__SUPPLIED DATA__:
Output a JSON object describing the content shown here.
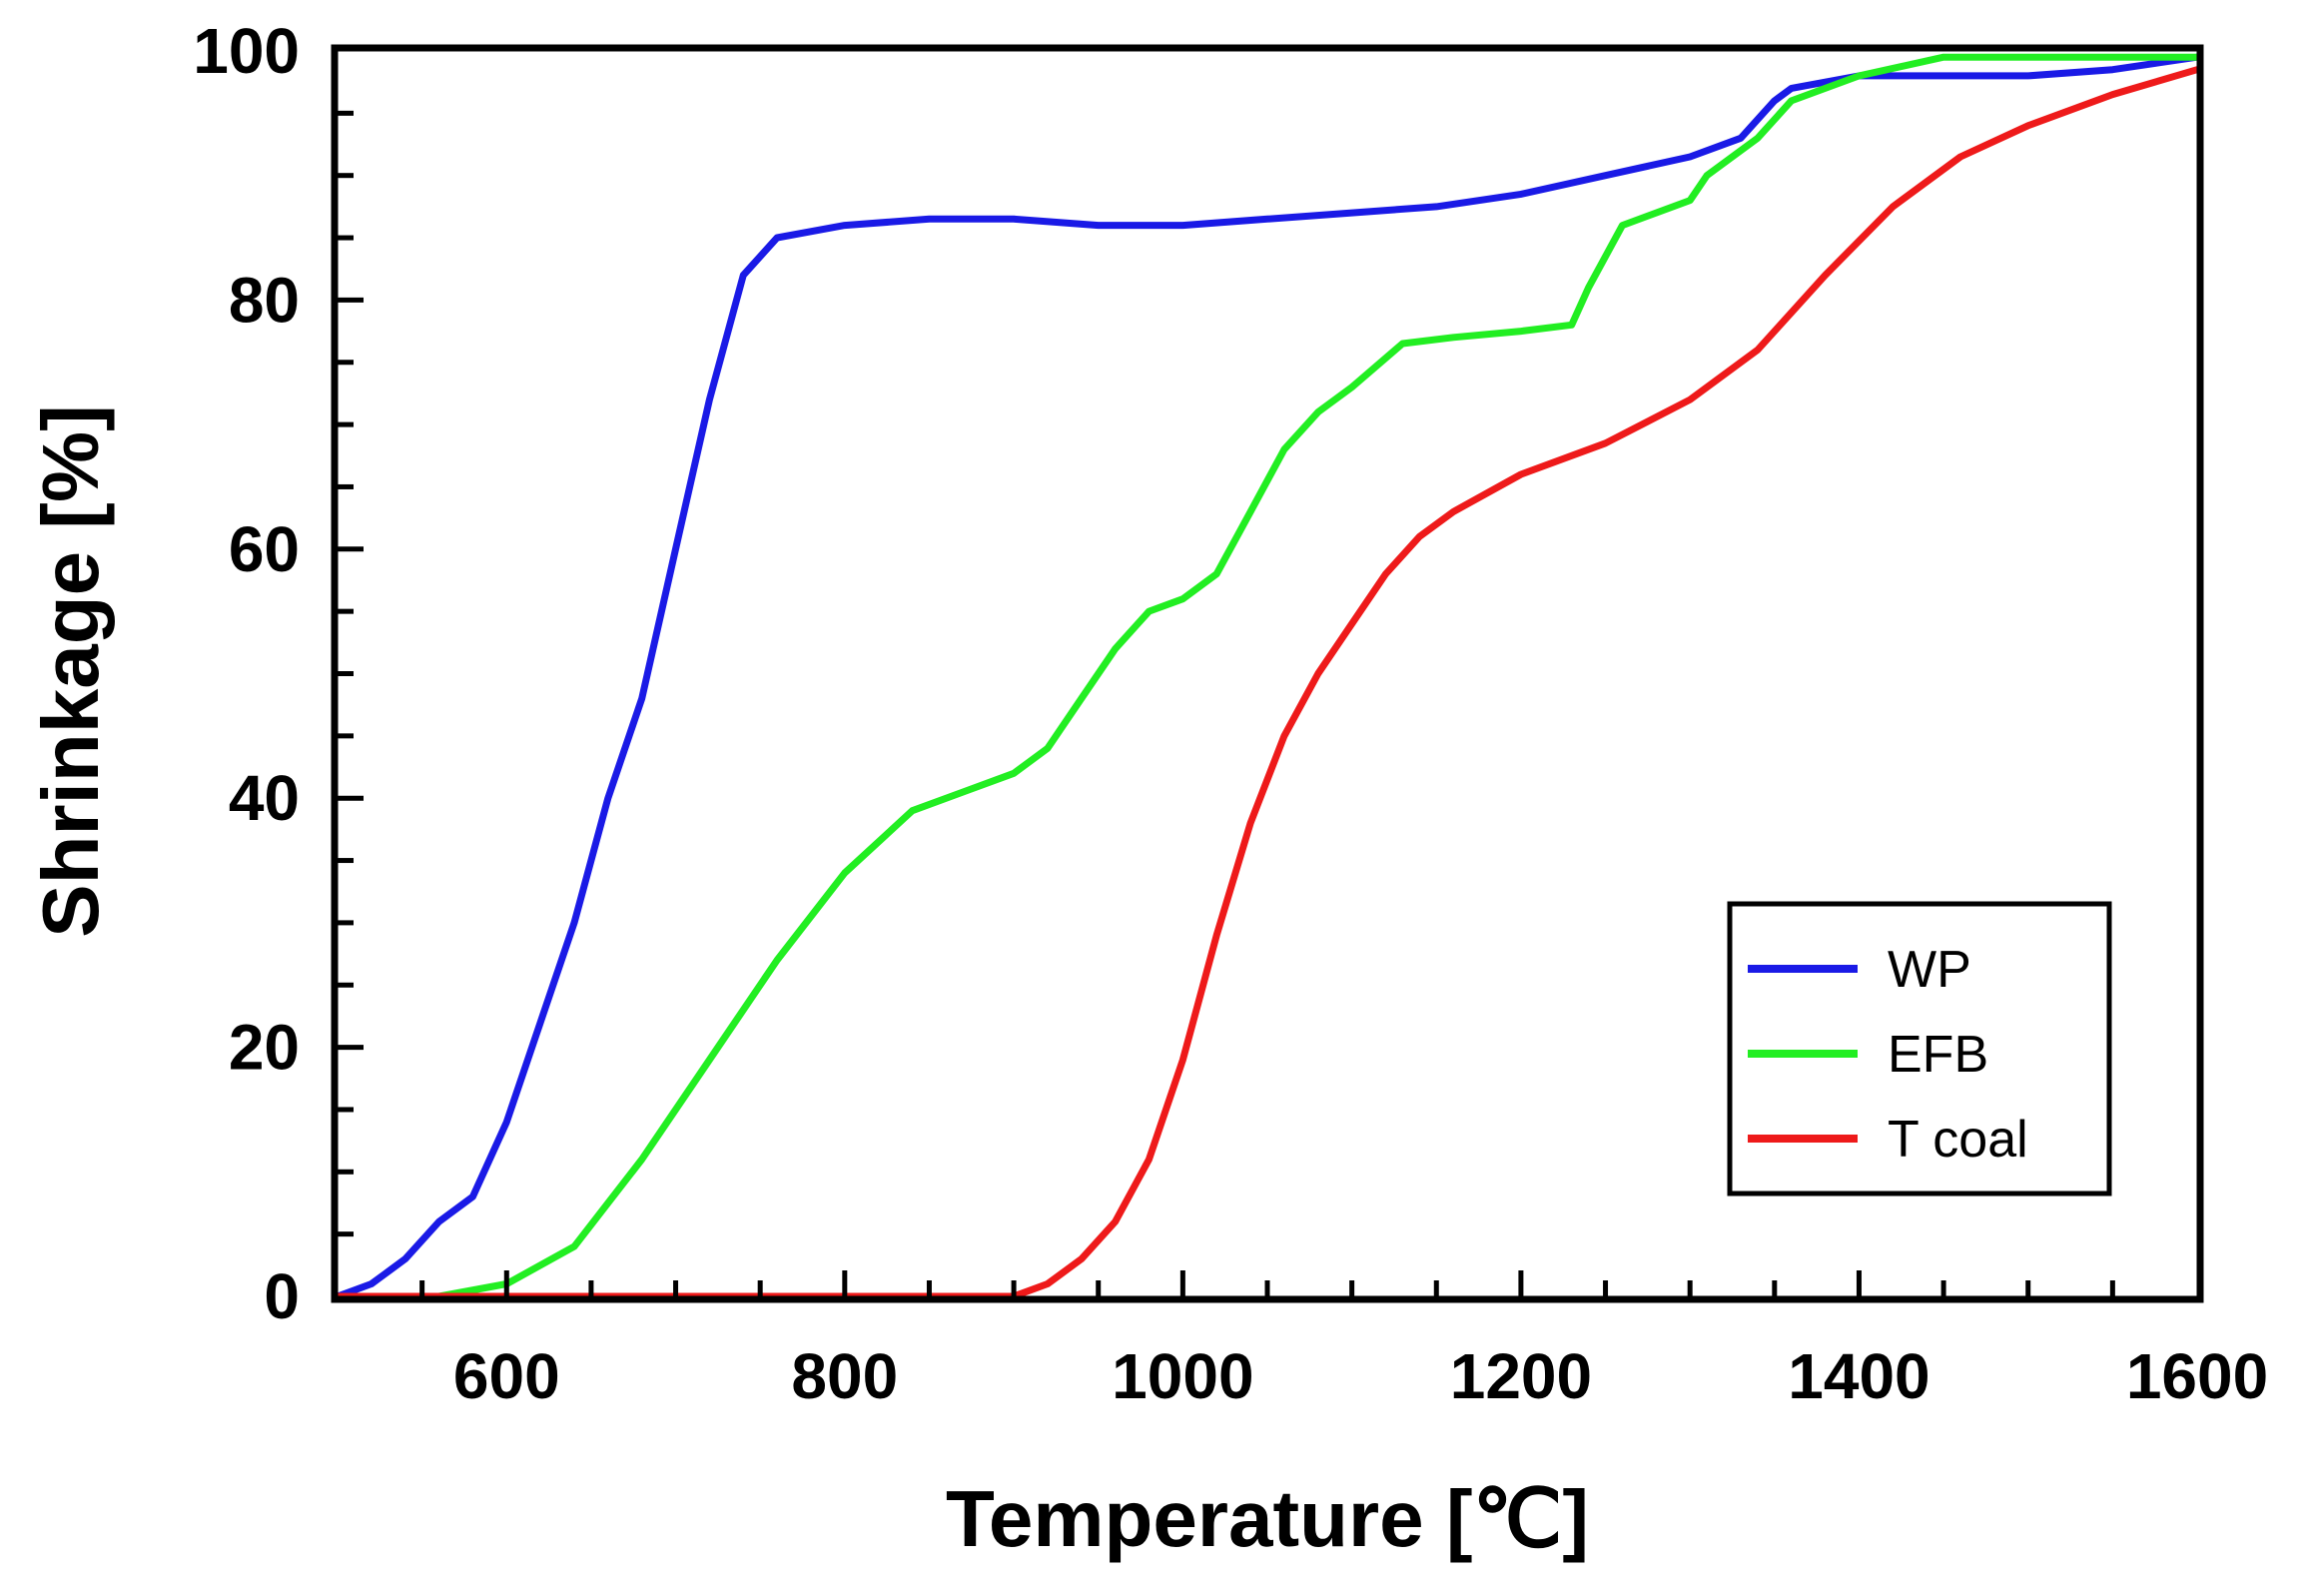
{
  "chart_data": {
    "type": "line",
    "title": "",
    "xlabel": "Temperature [℃]",
    "ylabel": "Shrinkage [%]",
    "xlim": [
      500,
      1600
    ],
    "ylim": [
      0,
      100
    ],
    "x_ticks": [
      600,
      800,
      1000,
      1200,
      1400,
      1600
    ],
    "x_tick_labels": [
      "600",
      "800",
      "1000",
      "1200",
      "1400",
      "1600"
    ],
    "y_ticks": [
      0,
      20,
      40,
      60,
      80,
      100
    ],
    "y_tick_labels": [
      "0",
      "20",
      "40",
      "60",
      "80",
      "100"
    ],
    "grid": false,
    "legend_position": "bottom-right",
    "series": [
      {
        "name": "WP",
        "color": "#1a1ae6",
        "x": [
          500,
          520,
          540,
          560,
          580,
          600,
          620,
          640,
          660,
          680,
          700,
          720,
          740,
          760,
          800,
          850,
          900,
          950,
          1000,
          1050,
          1100,
          1150,
          1200,
          1250,
          1300,
          1330,
          1350,
          1360,
          1400,
          1450,
          1500,
          1550,
          1600
        ],
        "y": [
          0,
          1,
          3,
          6,
          8,
          14,
          22,
          30,
          40,
          48,
          60,
          72,
          82,
          85,
          86,
          86.5,
          86.5,
          86,
          86,
          86.5,
          87,
          87.5,
          88.5,
          90,
          91.5,
          93,
          96,
          97,
          98,
          98,
          98,
          98.5,
          99.5
        ]
      },
      {
        "name": "EFB",
        "color": "#22ee22",
        "x": [
          500,
          560,
          600,
          640,
          680,
          720,
          760,
          800,
          840,
          870,
          900,
          920,
          940,
          960,
          980,
          1000,
          1020,
          1040,
          1060,
          1080,
          1100,
          1130,
          1160,
          1200,
          1230,
          1240,
          1260,
          1280,
          1300,
          1310,
          1340,
          1360,
          1400,
          1450,
          1500,
          1600
        ],
        "y": [
          0,
          0,
          1,
          4,
          11,
          19,
          27,
          34,
          39,
          40.5,
          42,
          44,
          48,
          52,
          55,
          56,
          58,
          63,
          68,
          71,
          73,
          76.5,
          77,
          77.5,
          78,
          81,
          86,
          87,
          88,
          90,
          93,
          96,
          98,
          99.5,
          99.5,
          99.5
        ]
      },
      {
        "name": "T coal",
        "color": "#ee1a1a",
        "x": [
          500,
          600,
          700,
          800,
          900,
          920,
          940,
          960,
          980,
          1000,
          1020,
          1040,
          1060,
          1080,
          1100,
          1120,
          1140,
          1160,
          1200,
          1250,
          1300,
          1340,
          1380,
          1420,
          1460,
          1500,
          1550,
          1600
        ],
        "y": [
          0,
          0,
          0,
          0,
          0,
          1,
          3,
          6,
          11,
          19,
          29,
          38,
          45,
          50,
          54,
          58,
          61,
          63,
          66,
          68.5,
          72,
          76,
          82,
          87.5,
          91.5,
          94,
          96.5,
          98.5
        ]
      }
    ]
  }
}
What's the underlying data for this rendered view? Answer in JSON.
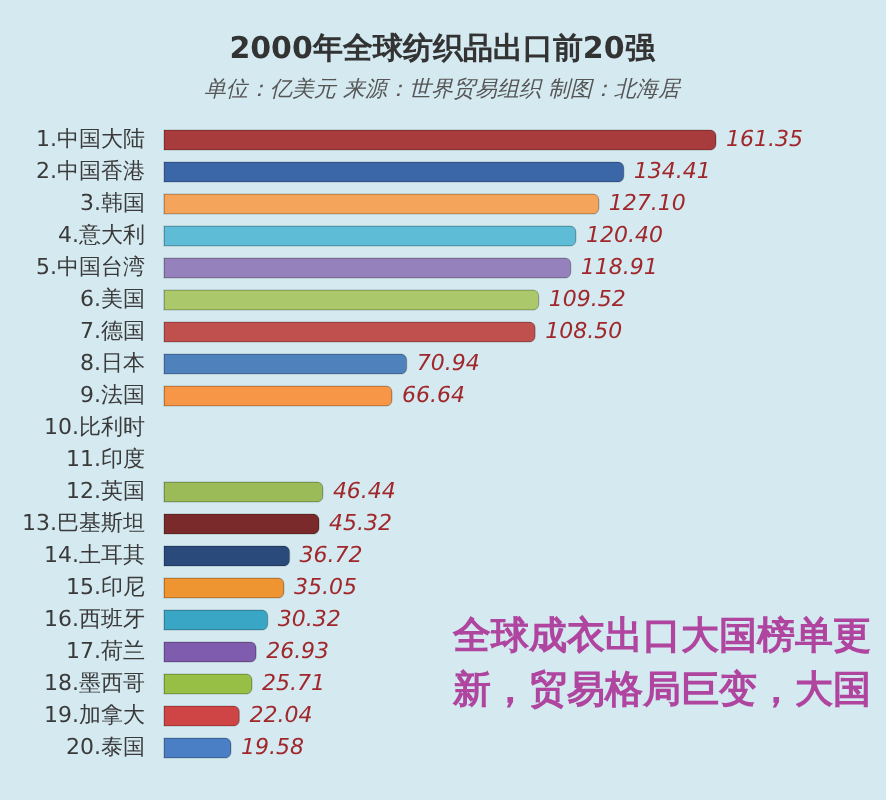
{
  "chart_data": {
    "type": "bar",
    "orientation": "horizontal",
    "title": "2000年全球纺织品出口前20强",
    "subtitle": "单位：亿美元 来源：世界贸易组织 制图：北海居",
    "categories": [
      "1.中国大陆",
      "2.中国香港",
      "3.韩国",
      "4.意大利",
      "5.中国台湾",
      "6.美国",
      "7.德国",
      "8.日本",
      "9.法国",
      "10.比利时",
      "11.印度",
      "12.英国",
      "13.巴基斯坦",
      "14.土耳其",
      "15.印尼",
      "16.西班牙",
      "17.荷兰",
      "18.墨西哥",
      "19.加拿大",
      "20.泰国"
    ],
    "values": [
      161.35,
      134.41,
      127.1,
      120.4,
      118.91,
      109.52,
      108.5,
      70.94,
      66.64,
      null,
      null,
      46.44,
      45.32,
      36.72,
      35.05,
      30.32,
      26.93,
      25.71,
      22.04,
      19.58
    ],
    "value_labels": [
      "161.35",
      "134.41",
      "127.10",
      "120.40",
      "118.91",
      "109.52",
      "108.50",
      "70.94",
      "66.64",
      null,
      null,
      "46.44",
      "45.32",
      "36.72",
      "35.05",
      "30.32",
      "26.93",
      "25.71",
      "22.04",
      "19.58"
    ],
    "colors": [
      "#a83b3b",
      "#3b67a8",
      "#f5a45c",
      "#5fbcd6",
      "#9582bd",
      "#abc96a",
      "#c0504d",
      "#4f81bd",
      "#f79646",
      null,
      null,
      "#9bbb59",
      "#7a2a2a",
      "#2b4a7c",
      "#ee9532",
      "#3aa6c6",
      "#7f5cad",
      "#98bf45",
      "#cf4545",
      "#4a7fc6"
    ],
    "annotations": [
      "全球成衣出口大国榜单更新，贸易格局巨变，大国"
    ]
  }
}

__PROBLEM TO SOLVE__:
Extract each line holding the string "JSON".

__OUTPUT OF THE TASK__:
Output a JSON object describing the content shown here.
What's the underlying data for this rendered view? Answer in JSON.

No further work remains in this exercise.